-- TO BE DONE --
Copy every entry exactly as given, minus the images.

-- ENTRIES SUPPLIED --

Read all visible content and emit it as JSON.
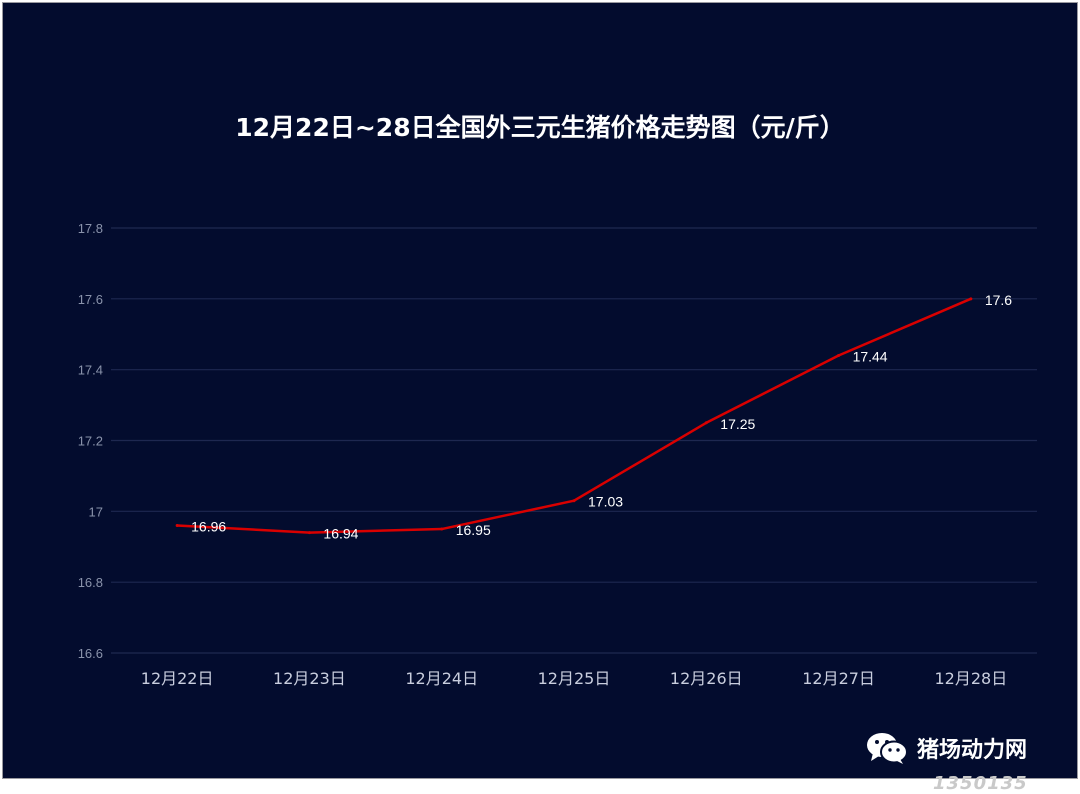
{
  "chart_data": {
    "type": "line",
    "title": "12月22日~28日全国外三元生猪价格走势图（元/斤）",
    "categories": [
      "12月22日",
      "12月23日",
      "12月24日",
      "12月25日",
      "12月26日",
      "12月27日",
      "12月28日"
    ],
    "series": [
      {
        "values": [
          16.96,
          16.94,
          16.95,
          17.03,
          17.25,
          17.44,
          17.6
        ],
        "color": "#d90000"
      }
    ],
    "data_labels": [
      "16.96",
      "16.94",
      "16.95",
      "17.03",
      "17.25",
      "17.44",
      "17.6"
    ],
    "ylim": [
      16.6,
      17.8
    ],
    "yticks": [
      "16.6",
      "16.8",
      "17",
      "17.2",
      "17.4",
      "17.6",
      "17.8"
    ],
    "grid": true,
    "background": "#030c2e"
  },
  "watermark": {
    "icon": "wechat-icon",
    "text": "猪场动力网",
    "sub_text": "1350135"
  }
}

-- EXPECTED ANSWER --
Read all visible content and emit it as JSON.
{
  "chart_data": {
    "type": "line",
    "title": "12月22日~28日全国外三元生猪价格走势图（元/斤）",
    "categories": [
      "12月22日",
      "12月23日",
      "12月24日",
      "12月25日",
      "12月26日",
      "12月27日",
      "12月28日"
    ],
    "series": [
      {
        "values": [
          16.96,
          16.94,
          16.95,
          17.03,
          17.25,
          17.44,
          17.6
        ],
        "color": "#d90000"
      }
    ],
    "data_labels": [
      "16.96",
      "16.94",
      "16.95",
      "17.03",
      "17.25",
      "17.44",
      "17.6"
    ],
    "ylim": [
      16.6,
      17.8
    ],
    "yticks": [
      "16.6",
      "16.8",
      "17",
      "17.2",
      "17.4",
      "17.6",
      "17.8"
    ],
    "grid": true,
    "background": "#030c2e"
  },
  "watermark": {
    "icon": "wechat-icon",
    "text": "猪场动力网",
    "sub_text": "1350135"
  }
}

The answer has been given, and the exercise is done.